DOCUMENT PASSAGE -
__________________________________________________
Social blunders that make you smile… or grimace


Article ToneHumorous, Wife Doesn't Find Funny, Informative-Borderline All-knowing, Preachy, Medium, Medium Rare, Sorta Serious, Death Related 

Being me is embarrassing.  I should wear a sign that says, “Pardon me for being a bit of a dork.  Please understand that that in my presence anything can happen at any given moment.”


Making a social faux pas is par for my course. And those around me just want to pull their head right into their chest cavity and hide. Mostly, it's me that should hide and keep my mouth shut to avoid putting my faux pas in it.


In the past I have:

— Made fun of someone's hair to someone who turned out to be that person's mother.

— Chewed out my roommate for unauthorized use of my stuff while I was wearing his shirt without permission.

— Insisted that Anna Karenina's last name was pronounced Care-a-Nina. It's only funny in the retelling.

Sometimes, making silly mistakes actually makes me laugh. I am generally a gregarious person and often say silly things while trying to be friendly. I can have a good chortle about a mistake I made for an hour or two. Then I tell my wife about it and chortle all over again.
 

What I am not expressly fond of is making those "learn by experience" mistakes when others are watching — whether they know me or not. I am slightly famous for:

— Mistaking someone for being pregnant who wasn’t.


— Thinking a smile, a hug or a wave was meant for me when it wasn't.


— Walking into a glass partition that I could have sworn was a door.


— Cheerfully saying “have fun” when someone told me they were: going to a funeral; a root canal; and one time, a colonoscopy.
__________________________________________________
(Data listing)

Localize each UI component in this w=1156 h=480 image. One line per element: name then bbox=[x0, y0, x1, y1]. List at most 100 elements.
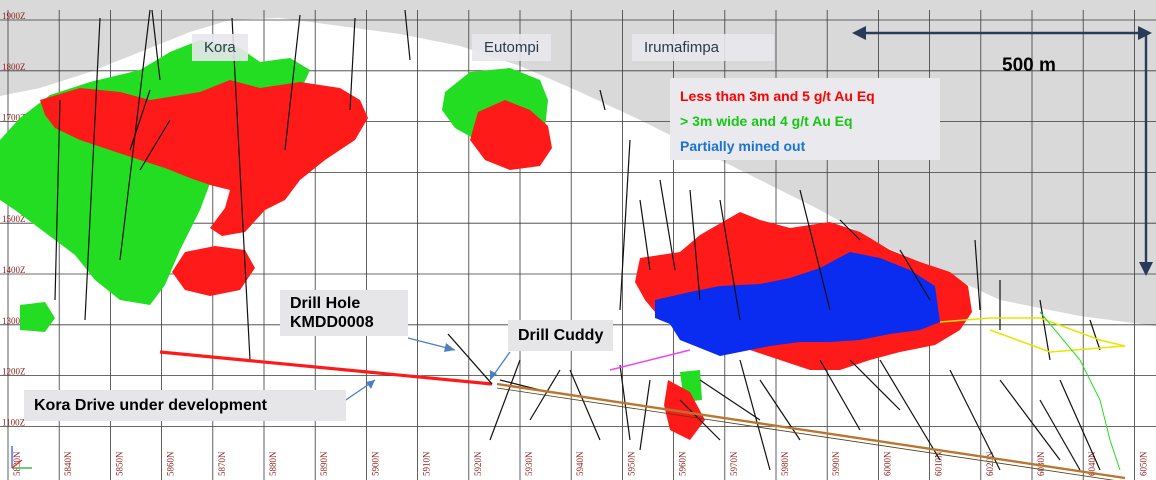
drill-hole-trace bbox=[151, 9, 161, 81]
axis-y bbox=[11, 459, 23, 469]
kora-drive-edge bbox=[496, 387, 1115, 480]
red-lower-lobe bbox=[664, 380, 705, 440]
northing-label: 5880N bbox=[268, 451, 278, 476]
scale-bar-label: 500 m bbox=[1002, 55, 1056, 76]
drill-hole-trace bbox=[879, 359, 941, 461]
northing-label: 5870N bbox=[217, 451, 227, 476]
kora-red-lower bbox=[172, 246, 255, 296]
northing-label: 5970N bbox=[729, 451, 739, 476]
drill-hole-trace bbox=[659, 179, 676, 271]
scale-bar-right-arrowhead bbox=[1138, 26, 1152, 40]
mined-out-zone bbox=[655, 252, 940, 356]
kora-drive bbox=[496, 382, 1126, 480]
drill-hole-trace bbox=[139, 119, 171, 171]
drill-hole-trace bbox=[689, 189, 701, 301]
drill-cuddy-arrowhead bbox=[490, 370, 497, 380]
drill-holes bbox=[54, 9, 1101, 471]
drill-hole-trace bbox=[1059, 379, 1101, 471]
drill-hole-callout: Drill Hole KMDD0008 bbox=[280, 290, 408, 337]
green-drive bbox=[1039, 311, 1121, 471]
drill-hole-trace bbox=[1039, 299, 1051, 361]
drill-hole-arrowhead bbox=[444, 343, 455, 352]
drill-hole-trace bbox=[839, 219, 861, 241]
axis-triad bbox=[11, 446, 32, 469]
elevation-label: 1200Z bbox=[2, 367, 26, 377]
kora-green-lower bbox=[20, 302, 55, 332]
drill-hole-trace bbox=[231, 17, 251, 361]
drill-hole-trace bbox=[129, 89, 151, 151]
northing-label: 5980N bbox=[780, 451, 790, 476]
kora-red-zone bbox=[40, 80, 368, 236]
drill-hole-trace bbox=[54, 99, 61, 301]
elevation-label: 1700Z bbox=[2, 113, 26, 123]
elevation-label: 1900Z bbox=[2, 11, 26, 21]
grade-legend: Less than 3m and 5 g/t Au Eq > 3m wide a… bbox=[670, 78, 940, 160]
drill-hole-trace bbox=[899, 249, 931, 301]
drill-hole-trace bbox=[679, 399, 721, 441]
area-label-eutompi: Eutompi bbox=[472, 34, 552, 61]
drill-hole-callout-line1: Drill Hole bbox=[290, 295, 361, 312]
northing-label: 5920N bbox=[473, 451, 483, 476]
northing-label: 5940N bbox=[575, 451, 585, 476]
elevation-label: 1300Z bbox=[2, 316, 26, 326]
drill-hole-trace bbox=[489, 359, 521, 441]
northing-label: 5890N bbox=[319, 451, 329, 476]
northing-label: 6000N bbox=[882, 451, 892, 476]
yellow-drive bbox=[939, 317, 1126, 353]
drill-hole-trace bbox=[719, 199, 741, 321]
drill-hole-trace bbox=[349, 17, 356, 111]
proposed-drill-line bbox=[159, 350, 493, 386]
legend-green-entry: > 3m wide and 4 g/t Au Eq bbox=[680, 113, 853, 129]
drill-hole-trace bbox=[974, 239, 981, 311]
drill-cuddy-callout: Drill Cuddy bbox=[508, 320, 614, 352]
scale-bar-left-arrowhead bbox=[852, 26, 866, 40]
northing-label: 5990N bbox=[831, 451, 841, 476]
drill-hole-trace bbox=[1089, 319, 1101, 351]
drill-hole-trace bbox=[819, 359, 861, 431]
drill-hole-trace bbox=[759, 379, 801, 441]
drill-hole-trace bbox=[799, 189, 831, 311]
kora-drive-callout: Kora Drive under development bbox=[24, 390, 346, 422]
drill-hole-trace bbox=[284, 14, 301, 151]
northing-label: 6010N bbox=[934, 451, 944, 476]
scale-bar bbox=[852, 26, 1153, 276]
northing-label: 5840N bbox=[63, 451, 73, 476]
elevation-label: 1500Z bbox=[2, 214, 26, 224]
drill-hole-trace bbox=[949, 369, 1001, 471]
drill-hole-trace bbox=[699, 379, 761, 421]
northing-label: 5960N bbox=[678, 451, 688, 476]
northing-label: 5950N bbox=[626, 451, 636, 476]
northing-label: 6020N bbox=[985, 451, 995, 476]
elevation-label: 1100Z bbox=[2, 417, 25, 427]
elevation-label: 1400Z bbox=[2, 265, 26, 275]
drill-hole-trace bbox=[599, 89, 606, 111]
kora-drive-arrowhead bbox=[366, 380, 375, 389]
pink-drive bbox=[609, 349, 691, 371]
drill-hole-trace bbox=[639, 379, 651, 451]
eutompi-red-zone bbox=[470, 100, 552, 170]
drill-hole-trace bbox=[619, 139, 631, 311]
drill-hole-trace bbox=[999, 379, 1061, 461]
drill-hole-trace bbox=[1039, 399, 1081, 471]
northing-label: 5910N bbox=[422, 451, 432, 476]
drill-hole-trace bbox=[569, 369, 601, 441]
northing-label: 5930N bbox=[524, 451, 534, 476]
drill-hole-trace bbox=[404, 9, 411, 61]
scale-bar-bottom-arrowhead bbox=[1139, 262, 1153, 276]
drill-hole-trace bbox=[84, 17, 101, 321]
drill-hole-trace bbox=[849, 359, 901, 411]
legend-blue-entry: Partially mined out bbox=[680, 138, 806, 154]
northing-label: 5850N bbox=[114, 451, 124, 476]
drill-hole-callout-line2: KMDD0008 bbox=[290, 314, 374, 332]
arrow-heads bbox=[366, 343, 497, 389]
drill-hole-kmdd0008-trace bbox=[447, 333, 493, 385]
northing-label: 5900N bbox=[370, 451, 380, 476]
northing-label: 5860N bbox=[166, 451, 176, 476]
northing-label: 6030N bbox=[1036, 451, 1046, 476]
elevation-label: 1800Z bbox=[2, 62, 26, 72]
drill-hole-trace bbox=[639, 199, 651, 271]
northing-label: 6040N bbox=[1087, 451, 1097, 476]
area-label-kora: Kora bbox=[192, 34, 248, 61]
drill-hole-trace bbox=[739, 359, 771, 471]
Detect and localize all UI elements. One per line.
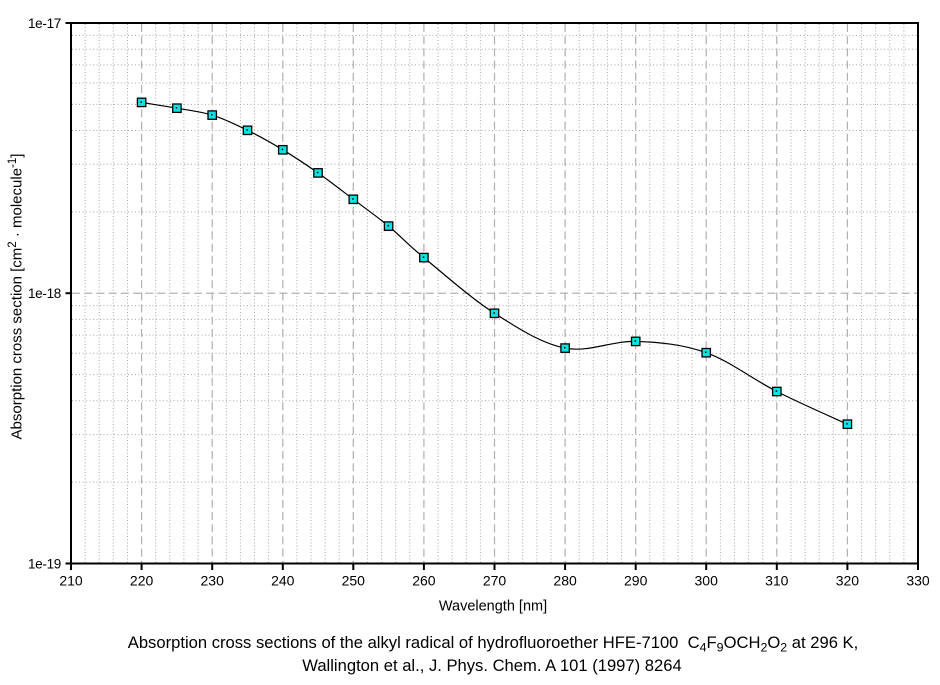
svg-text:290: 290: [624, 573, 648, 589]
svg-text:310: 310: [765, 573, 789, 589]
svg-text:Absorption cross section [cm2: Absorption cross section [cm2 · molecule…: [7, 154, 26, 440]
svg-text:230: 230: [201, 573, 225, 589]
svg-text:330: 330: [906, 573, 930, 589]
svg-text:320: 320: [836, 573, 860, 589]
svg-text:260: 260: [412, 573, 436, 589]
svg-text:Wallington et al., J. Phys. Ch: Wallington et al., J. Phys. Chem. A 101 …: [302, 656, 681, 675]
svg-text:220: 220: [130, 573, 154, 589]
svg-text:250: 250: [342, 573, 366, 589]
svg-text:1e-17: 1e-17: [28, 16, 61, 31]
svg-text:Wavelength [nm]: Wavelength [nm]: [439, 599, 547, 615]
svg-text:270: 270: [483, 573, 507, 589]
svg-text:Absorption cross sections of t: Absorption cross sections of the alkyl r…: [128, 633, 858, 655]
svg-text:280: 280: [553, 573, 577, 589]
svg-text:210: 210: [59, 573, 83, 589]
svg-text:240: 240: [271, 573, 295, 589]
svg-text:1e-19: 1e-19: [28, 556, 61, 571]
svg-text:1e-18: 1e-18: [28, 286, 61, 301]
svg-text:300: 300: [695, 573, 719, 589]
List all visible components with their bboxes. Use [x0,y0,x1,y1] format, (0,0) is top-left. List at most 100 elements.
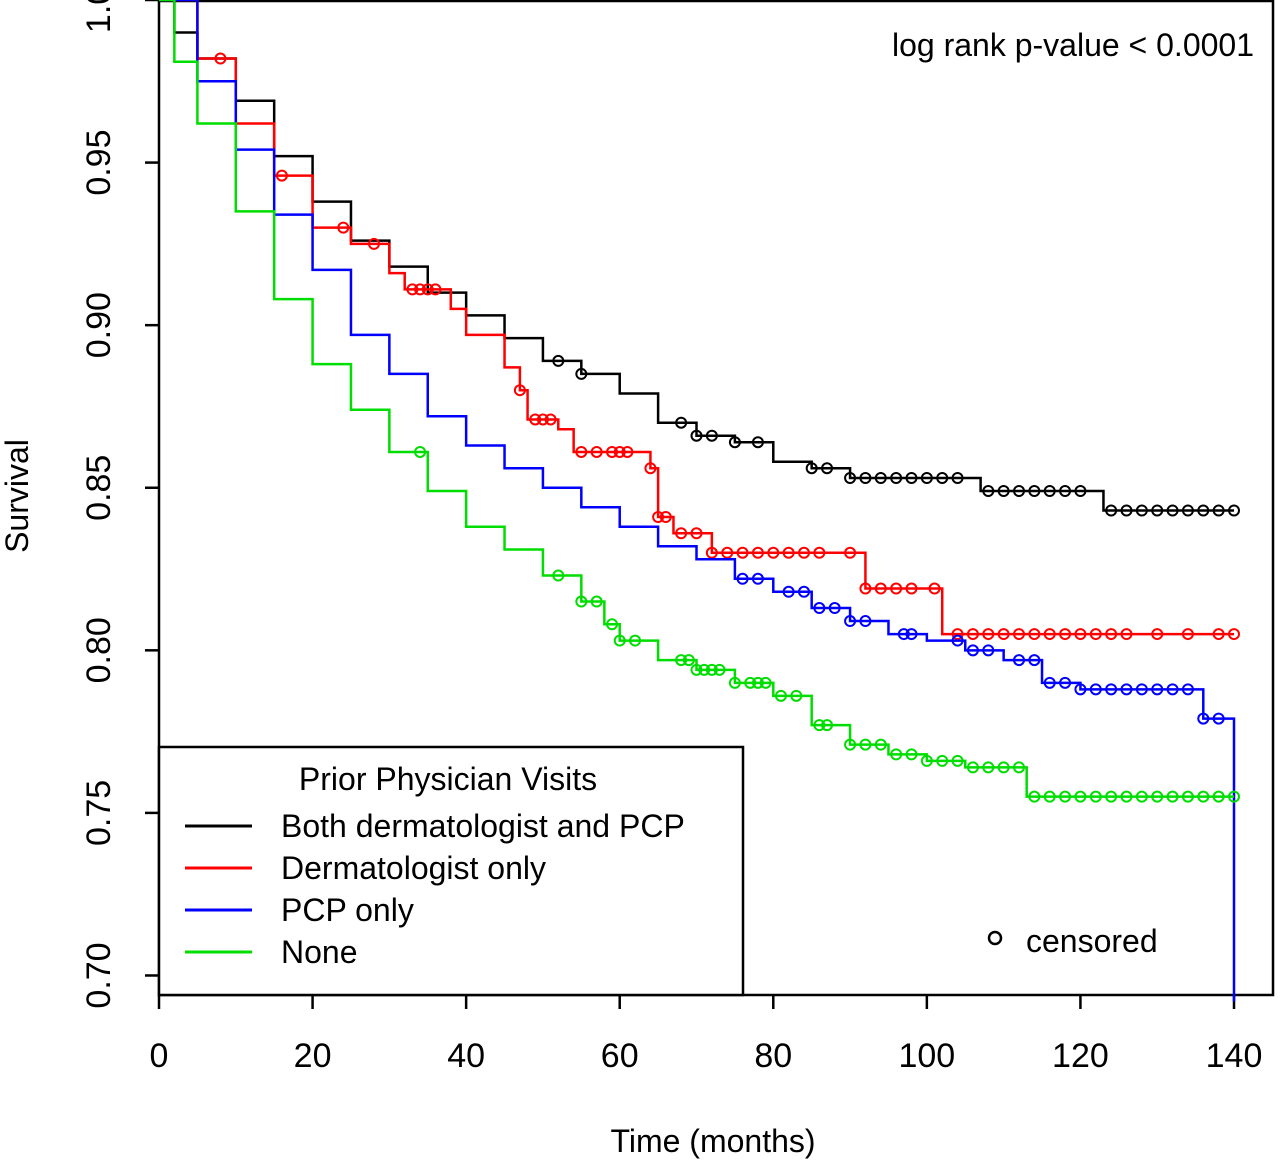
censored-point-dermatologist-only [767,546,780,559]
__________________________________________________
PROBLEM SET -
1: Do these statements agree with the social blunders piece? Answer yes or no for each, and quote the words from the piece that decide it.
(a) The writer scolded a roommate for using the writer's things while wearing the roommate's shirt without permission.
(b) The writer says that making silly mistakes never leads to laughter.
(c) The writer walked into a glass partition that seemed to be a window.
2: Can you reproduce, word for word, the part of the social blunders piece that opens with the words containing "What I am not" and closes with "pregnant who wasn’t."?
3: In the social blunders piece, what did the writer cheerfully say to people going to a funeral, a root canal, or a colonoscopy?

OUTPUTS -
1:
(a) Yes: "Chewed out my roommate for unauthorized use of my stuff while I was wearing his shirt without permission."
(b) No: "Sometimes, making silly mistakes actually makes me laugh."
(c) No: "Walking into a glass partition that I could have sworn was a door."

2:
What I am not expressly fond of is making those "learn by experience" mistakes when others are watching — whether they know me or not. I am slightly famous for:

— Mistaking someone for being pregnant who wasn’t.

3: "Have fun."